● **Soal untuk Dikerjakan**:
(a) Berdasarkan kutipan tentang istilah mubtadi', mubtadi' merupakan isim fa'il dari kata apa?
(b) Teruskan kutipan tentang istilah mubtadi' mulai dari kalimat terakhirnya.

● **Kutipan Teks**:
——
Oleh: Ustadz Abu Sa'id Neno Triyono ath-Thighali
Para ulama menyebut ahlu bid'ah dengan istilah "مُبْتَدِعٌ"
(Mubtadi'). Ini adalah musytaq (turunan) dari kata إِبْتَدَعَ
يَبْتَدِعُ فَهُوَ مُبْتَدِعٌ. Yakni
mubtadi' adalah isim fa'il (kata yang menunjukkan pelaku perbuatan) dari kata ibtada'a yaitu orang yang melakukan
bid'ah dalam agama. Oleh sebab itu, pada asalnya mubtadi' adalah pelaku
kebid'ahan. Al-Imam bin Baz رَحِمَهُ اللهُ
dalam salah satu fatwanya berkata,
الأصل أن من فعل بدعة يقال له
مبتدع، هذا هو الأصل، من فعل بدعة يقال له مبتدع
"Asalnya barangsiapa yang mengerjakan bid'ah maka dikatakan kepadanya Mubtadi', ini adalah asalnya, barangsiapa yang melakukan bid'ah maka dikatakan kepadanya Mubtadi'." -selesai-.
——
Butir yang tercantum dalam sebuah dataset:
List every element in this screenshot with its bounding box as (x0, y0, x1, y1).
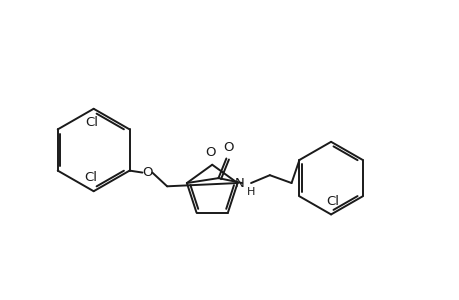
Text: Cl: Cl (84, 171, 97, 184)
Text: Cl: Cl (326, 195, 339, 208)
Text: O: O (205, 146, 215, 159)
Text: O: O (142, 166, 152, 179)
Text: H: H (246, 187, 255, 197)
Text: Cl: Cl (85, 116, 98, 129)
Text: N: N (234, 176, 244, 190)
Text: O: O (223, 141, 233, 154)
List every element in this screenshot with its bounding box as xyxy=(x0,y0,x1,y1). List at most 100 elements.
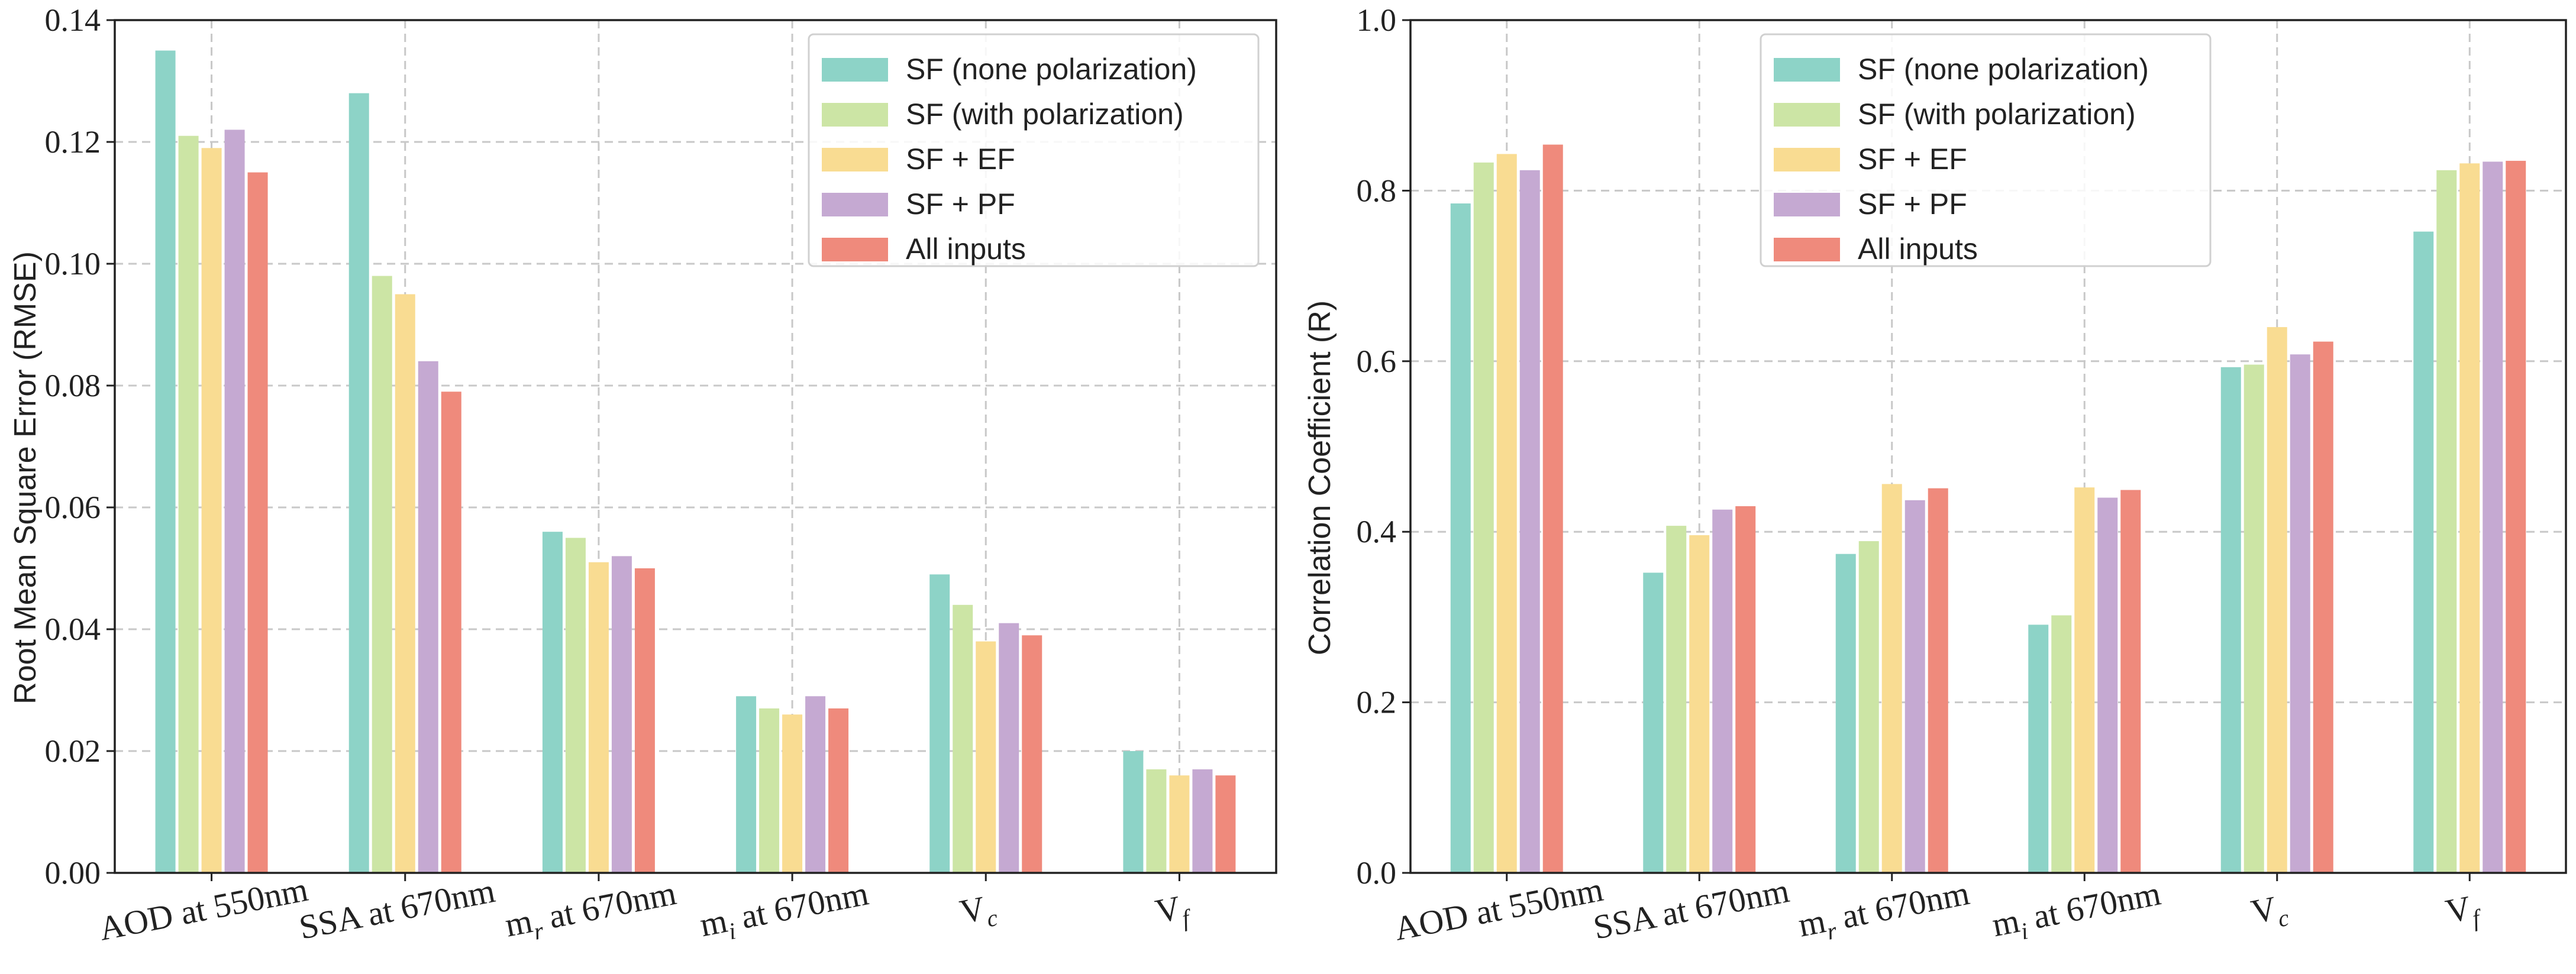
rmse-bar-3-2 xyxy=(395,294,415,873)
rmse-bar-2-4 xyxy=(759,708,780,873)
rmse-plot-frame xyxy=(114,19,1277,874)
correlation-bar-3-1 xyxy=(1496,154,1517,873)
rmse-bar-3-6 xyxy=(1169,775,1190,873)
rmse-legend-swatch-1 xyxy=(822,58,888,82)
correlation-bar-1-3 xyxy=(1835,554,1856,873)
rmse-y-tick-label: 0.02 xyxy=(45,733,101,769)
rmse-bar-5-3 xyxy=(634,568,655,873)
rmse-y-tick-label: 0.06 xyxy=(45,490,101,525)
rmse-bar-2-1 xyxy=(178,135,199,873)
correlation-bar-5-3 xyxy=(1928,488,1948,873)
rmse-bar-3-4 xyxy=(782,714,803,873)
rmse-chart: Root Mean Square Error (RMSE) 0.00 0.02 0.… xyxy=(8,2,1277,948)
correlation-legend-label-2: SF (with polarization) xyxy=(1858,98,2136,131)
rmse-legend-label-1: SF (none polarization) xyxy=(906,53,1197,86)
rmse-bar-4-1 xyxy=(224,130,245,873)
correlation-plot-frame xyxy=(1409,19,2567,874)
correlation-bar-2-5 xyxy=(2243,364,2264,873)
correlation-bar-5-2 xyxy=(1735,506,1756,873)
correlation-legend-label-4: SF + PF xyxy=(1858,187,1967,221)
correlation-y-tick-label: 0.0 xyxy=(1357,855,1397,891)
correlation-bar-1-5 xyxy=(2220,367,2241,873)
correlation-y-axis-label: Correlation Coefficient (R) xyxy=(1303,300,1337,655)
correlation-bar-1-1 xyxy=(1450,203,1471,873)
correlation-bar-4-6 xyxy=(2483,161,2503,873)
correlation-legend-swatch-3 xyxy=(1774,148,1840,171)
correlation-legend-label-1: SF (none polarization) xyxy=(1858,53,2149,86)
correlation-bar-4-1 xyxy=(1519,170,1540,873)
correlation-y-tick-label: 0.2 xyxy=(1357,685,1397,720)
correlation-bar-4-2 xyxy=(1712,509,1733,873)
correlation-bar-3-4 xyxy=(2074,487,2095,873)
rmse-bar-5-5 xyxy=(1022,635,1042,873)
rmse-bar-4-4 xyxy=(805,696,826,873)
correlation-bar-4-4 xyxy=(2097,497,2118,873)
rmse-legend-swatch-3 xyxy=(822,148,888,171)
correlation-bar-3-5 xyxy=(2267,327,2287,873)
rmse-y-tick-label: 0.10 xyxy=(45,246,101,281)
correlation-legend-swatch-5 xyxy=(1774,238,1840,261)
rmse-bar-5-2 xyxy=(441,391,461,873)
correlation-bar-5-1 xyxy=(1542,144,1563,873)
rmse-bar-1-5 xyxy=(929,574,950,873)
correlation-bar-2-3 xyxy=(1858,541,1879,873)
rmse-y-tick-label: 0.08 xyxy=(45,368,101,403)
rmse-legend-swatch-2 xyxy=(822,103,888,127)
correlation-bar-3-2 xyxy=(1689,535,1710,873)
rmse-bar-5-1 xyxy=(247,172,268,873)
correlation-legend-label-3: SF + EF xyxy=(1858,143,1967,176)
rmse-bar-1-4 xyxy=(736,696,757,873)
rmse-legend-label-3: SF + EF xyxy=(906,143,1015,176)
correlation-bar-2-2 xyxy=(1666,526,1687,873)
rmse-bar-2-6 xyxy=(1146,769,1167,873)
rmse-legend-label-2: SF (with polarization) xyxy=(906,98,1184,131)
correlation-bar-2-1 xyxy=(1473,162,1494,873)
rmse-bar-4-2 xyxy=(418,361,438,873)
rmse-bar-2-5 xyxy=(953,604,973,873)
correlation-legend-swatch-1 xyxy=(1774,58,1840,82)
correlation-bar-5-4 xyxy=(2120,490,2141,873)
rmse-bar-1-6 xyxy=(1123,751,1144,873)
correlation-bar-3-3 xyxy=(1881,484,1902,873)
correlation-bar-2-6 xyxy=(2436,170,2457,873)
rmse-y-tick-label: 0.12 xyxy=(45,124,101,160)
rmse-bar-4-5 xyxy=(999,623,1019,873)
correlation-bar-1-4 xyxy=(2028,624,2049,873)
rmse-bar-5-6 xyxy=(1215,775,1236,873)
rmse-legend-swatch-4 xyxy=(822,193,888,216)
rmse-bar-3-1 xyxy=(201,148,222,873)
rmse-legend-label-5: All inputs xyxy=(906,232,1026,266)
correlation-bar-1-6 xyxy=(2413,231,2434,873)
correlation-y-tick-label: 0.8 xyxy=(1357,173,1397,208)
correlation-bar-1-2 xyxy=(1643,572,1664,873)
correlation-bar-5-6 xyxy=(2506,160,2526,873)
correlation-legend-swatch-4 xyxy=(1774,193,1840,216)
rmse-bar-3-5 xyxy=(976,641,996,873)
correlation-bar-2-4 xyxy=(2051,615,2072,873)
rmse-legend-swatch-5 xyxy=(822,238,888,261)
correlation-y-tick-label: 0.4 xyxy=(1357,514,1397,549)
correlation-bar-3-6 xyxy=(2459,163,2480,873)
rmse-legend xyxy=(808,33,1260,267)
correlation-legend xyxy=(1760,33,2212,267)
rmse-legend-label-4: SF + PF xyxy=(906,187,1015,221)
rmse-y-axis-label: Root Mean Square Error (RMSE) xyxy=(8,251,43,704)
correlation-bar-4-3 xyxy=(1904,500,1925,873)
correlation-bar-4-5 xyxy=(2290,354,2310,873)
rmse-bar-4-3 xyxy=(611,556,632,873)
rmse-bar-2-3 xyxy=(565,538,586,873)
rmse-bar-1-3 xyxy=(542,532,563,873)
rmse-bar-1-2 xyxy=(348,93,369,873)
correlation-y-tick-label: 1.0 xyxy=(1357,2,1397,38)
rmse-bar-1-1 xyxy=(155,50,176,873)
correlation-legend-swatch-2 xyxy=(1774,103,1840,127)
correlation-legend-label-5: All inputs xyxy=(1858,232,1978,266)
rmse-bar-4-6 xyxy=(1192,769,1213,873)
rmse-bar-5-4 xyxy=(828,708,849,873)
correlation-y-tick-label: 0.6 xyxy=(1357,344,1397,379)
rmse-y-tick-label: 0.00 xyxy=(45,855,101,891)
rmse-bar-3-3 xyxy=(588,562,609,873)
rmse-y-tick-label: 0.14 xyxy=(45,2,101,38)
rmse-y-tick-label: 0.04 xyxy=(45,611,101,647)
——
● **Jawaban Tertulis**:
(a) Dari kata ibtada'a.

(b)
Namun istilah mubtadi' sebagai sinonim dengan ahlu hawa, maka para ulama kita pada praktiknya tidak memutlakkan kepada pelaku bid'ah sebagai mubtadi' dalam artian pelakunya sebagai ahlu hawa yang syariat telah memperingatkan untuk menjauhinya. Al-'Allamah Muqbil bin Hadi رَحِمَهُ اللهُ mengatakan dalam salah satu fatwanya,
الذي
نقوله : بأن الرجل السني إذا وقت منه بدعة ؛ فنحكم على ذلك العمل بأنه بدعة ، وأما
الرجل فلا نستطيع أن نحكم عليه بأنه مبتدع .
بل
نقول : إنها تغمر في فضائله ، كما أن عبد الله بن عمر سمّى أذان الجمعة الأول :
بدعة . ولم يقل : إن عثمان رضي الله عنه مبتدع .
أما من كان غارقاً بين البدع ،
ويقيم المولد ، وكذلك الأذكار المبتدعة عقب الصلوات ، وهكذا يقف في وجه السنة ؛
فنحن نسميه مبتدعاً ولا كرامة
"Yang kami katakan bahwa seorang ahlu sunnah jika jatuh pada kebid'ahan, maka kami hukumi bahwa amal tersebut adalah bid'ah. Adapun orangnya maka kami tidak bisa serta merta menghukuminya sebagai mubtadi', namun kami katakan perbuatan bid'ahnya tenggelam oleh keutamaannya, sebagaimana Abdullah bin Umar menamakan azan Jum'at pertama sebagai bid'ah, namun beliau tidak mengatakan Ustman رَضِيَ اللهُ عَنْهُ sebagai mubtadi'.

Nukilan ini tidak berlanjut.